TASK DATA:
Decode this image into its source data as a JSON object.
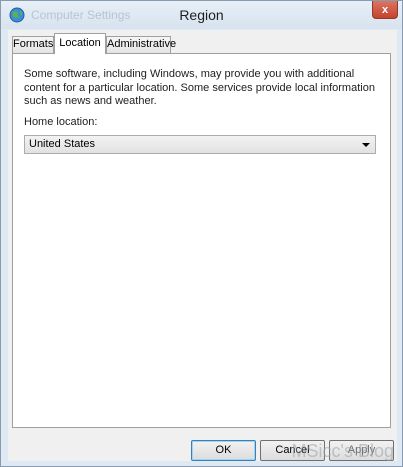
{
  "window": {
    "title": "Region",
    "background_title": "Computer Settings",
    "close_label": "x"
  },
  "tabs": [
    {
      "label": "Formats",
      "active": false
    },
    {
      "label": "Location",
      "active": true
    },
    {
      "label": "Administrative",
      "active": false
    }
  ],
  "location": {
    "description": "Some software, including Windows, may provide you with additional content for a particular location. Some services provide local information such as news and weather.",
    "home_label": "Home location:",
    "home_value": "United States"
  },
  "buttons": {
    "ok": "OK",
    "cancel": "Cancel",
    "apply": "Apply"
  },
  "watermark": "MSicc's Blog",
  "colors": {
    "close_button": "#c6422c",
    "window_frame": "#dfe9f3",
    "default_button_border": "#3c7fb1"
  }
}
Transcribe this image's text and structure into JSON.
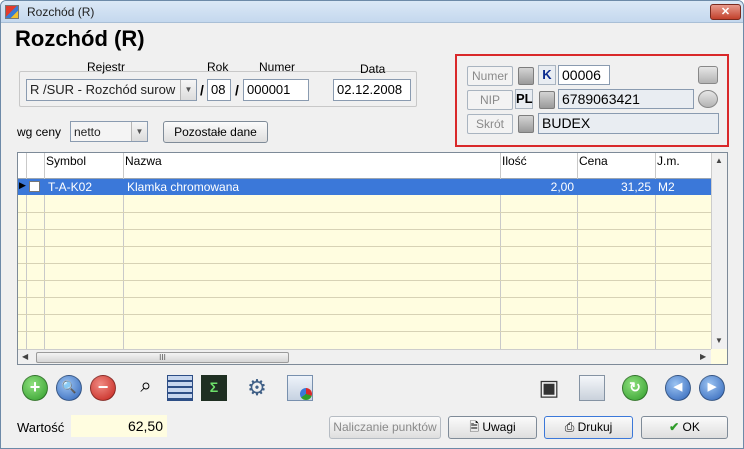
{
  "window": {
    "title": "Rozchód (R)",
    "close": "✕"
  },
  "heading": "Rozchód (R)",
  "labels": {
    "rejestr": "Rejestr",
    "rok": "Rok",
    "numer": "Numer",
    "data": "Data",
    "wg_ceny": "wg ceny",
    "sep1": "/",
    "sep2": "/"
  },
  "fields": {
    "rejestr": "R /SUR - Rozchód surow",
    "rok": "08",
    "numer": "000001",
    "data": "02.12.2008",
    "wg_ceny": "netto"
  },
  "buttons": {
    "pozostale": "Pozostałe dane",
    "naliczanie": "Naliczanie punktów",
    "uwagi": "Uwagi",
    "drukuj": "Drukuj",
    "ok": "OK"
  },
  "kontrahent": {
    "numer_btn": "Numer",
    "nip_btn": "NIP",
    "skrot_btn": "Skrót",
    "type_code": "K",
    "numer": "00006",
    "country_code": "PL",
    "nip": "6789063421",
    "skrot": "BUDEX"
  },
  "table": {
    "columns": [
      "Symbol",
      "Nazwa",
      "Ilość",
      "Cena",
      "J.m."
    ],
    "rows": [
      {
        "symbol": "T-A-K02",
        "nazwa": "Klamka chromowana",
        "ilosc": "2,00",
        "cena": "31,25",
        "jm": "M2"
      }
    ],
    "scroll_grip": "III"
  },
  "footer": {
    "wartosc_label": "Wartość",
    "wartosc_value": "62,50"
  },
  "icons": {
    "add": "plus-icon",
    "find": "magnifier-icon",
    "remove": "minus-icon",
    "binoculars": "binoculars-icon",
    "calc": "calculator-icon",
    "sum": "sum-icon",
    "gears": "gears-icon",
    "chart": "chart-icon",
    "save": "floppy-icon",
    "copy": "copy-icon",
    "refresh": "refresh-icon",
    "prev": "prev-icon",
    "next": "next-icon"
  },
  "colors": {
    "accent": "#3b78d9",
    "highlight_border": "#d9282a",
    "grid_bg": "#fffde0"
  }
}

TASK DESCRIPTION: Go through the records and copy each line with "rejestr" in it.

PROBLEM SOLUTION:
    "rejestr": "Rejestr",
    "rejestr": "R /SUR - Rozchód surow",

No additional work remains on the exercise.